#### [Brano]
- - -

Un intervento pubblico di venture capital

Un'impresa di questo genere, fortemente capitalizzata, dovrebbe creare nel paese un’aspettativa, la sensazione che è possibile operare assumendo rischi accettabili per rinnovare il livello tecnologico dell’economia italiana. L’azienda dovrebbe operare con la massima libertà di scelta e con un minimo di burocrazia. Può essere una risposta ai problemi sollevati da Guido Rey

L’articolo di Guido Rey fa un’analisi molto accurata, anche se semplice e piana, della situazione odierna della nostra economia e a conclusione pone un problema di economia, o, meglio, di politica economica, ed anche accenna al quadro generale della nostra società, così come si presenta oggi.

- - -

#### [Requisiti]
1: Cita dal brano sull'intervento pubblico di venture capital il passo compreso tra "Un intervento pubblico" e "si presenta oggi.", estremi inclusi.
2: Scrivi il seguito del brano sull'intervento pubblico di venture capital, riprendendo subito dopo la sua ultima frase.

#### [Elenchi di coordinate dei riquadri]
- - -

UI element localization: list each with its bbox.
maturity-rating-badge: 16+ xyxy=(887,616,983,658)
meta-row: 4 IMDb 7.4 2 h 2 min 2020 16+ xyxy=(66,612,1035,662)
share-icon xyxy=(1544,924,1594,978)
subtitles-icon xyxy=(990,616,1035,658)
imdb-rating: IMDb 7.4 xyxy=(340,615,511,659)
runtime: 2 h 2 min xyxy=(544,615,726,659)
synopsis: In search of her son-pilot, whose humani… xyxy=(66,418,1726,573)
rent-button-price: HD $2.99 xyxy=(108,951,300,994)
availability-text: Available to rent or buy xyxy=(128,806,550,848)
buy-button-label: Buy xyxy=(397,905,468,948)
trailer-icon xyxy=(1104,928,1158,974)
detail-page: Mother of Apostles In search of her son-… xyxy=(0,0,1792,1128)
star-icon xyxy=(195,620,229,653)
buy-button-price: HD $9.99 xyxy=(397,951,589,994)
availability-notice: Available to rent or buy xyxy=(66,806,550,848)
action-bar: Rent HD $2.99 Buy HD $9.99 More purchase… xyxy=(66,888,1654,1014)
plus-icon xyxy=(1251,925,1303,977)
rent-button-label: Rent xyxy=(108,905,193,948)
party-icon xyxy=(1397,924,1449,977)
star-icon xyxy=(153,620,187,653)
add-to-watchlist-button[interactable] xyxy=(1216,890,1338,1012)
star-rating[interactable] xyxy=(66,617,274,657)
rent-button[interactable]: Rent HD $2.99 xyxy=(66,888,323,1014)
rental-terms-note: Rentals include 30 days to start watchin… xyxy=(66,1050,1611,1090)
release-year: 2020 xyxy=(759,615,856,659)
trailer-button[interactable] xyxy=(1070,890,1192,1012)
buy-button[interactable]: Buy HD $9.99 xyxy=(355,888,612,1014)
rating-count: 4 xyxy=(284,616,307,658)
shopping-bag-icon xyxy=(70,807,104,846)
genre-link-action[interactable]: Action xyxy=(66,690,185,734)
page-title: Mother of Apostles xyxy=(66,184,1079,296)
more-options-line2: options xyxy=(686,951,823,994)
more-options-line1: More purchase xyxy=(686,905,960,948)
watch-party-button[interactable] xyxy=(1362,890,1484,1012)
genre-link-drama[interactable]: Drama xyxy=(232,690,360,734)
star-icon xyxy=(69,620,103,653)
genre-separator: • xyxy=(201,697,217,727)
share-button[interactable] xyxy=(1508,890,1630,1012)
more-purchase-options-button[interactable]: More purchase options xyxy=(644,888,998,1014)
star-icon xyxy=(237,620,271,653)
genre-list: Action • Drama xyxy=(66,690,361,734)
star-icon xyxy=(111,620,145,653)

- - -

#### [Risposte in ordine]
1:
Un intervento pubblico di venture capital

Un'impresa di questo genere, fortemente capitalizzata, dovrebbe creare nel paese un’aspettativa, la sensazione che è possibile operare assumendo rischi accettabili per rinnovare il livello tecnologico dell’economia italiana. L’azienda dovrebbe operare con la massima libertà di scelta e con un minimo di burocrazia. Può essere una risposta ai problemi sollevati da Guido Rey

L’articolo di Guido Rey fa un’analisi molto accurata, anche se semplice e piana, della situazione odierna della nostra economia e a conclusione pone un problema di economia, o, meglio, di politica economica, ed anche accenna al quadro generale della nostra società, così come si presenta oggi.

2:
Possiamo vedere la storia economica del nostro paese dalla fine della guerra come costituita da tre fasi. Può sembrare una definizione semplicistica, ma a mio parere risponde alla realtà: la fase della spesa pubblica; quella delle piccole imprese; quella della globalizzazione. La prima, dalla fine della ricostruzione postbellica fino alla fine degli anni ’60, ebbe come protagonista il capitale pubblico e le strutture deputate ad investirlo: gli enti pubblici, come la Cassa del Mezzogiorno, e le Imprese a Partecipazione statale. In quel periodo si fecero investimenti rilevanti, sul piano produttivo e della logistica, e si operò efficacemente anche all’estero. Partì così il miracolo italiano.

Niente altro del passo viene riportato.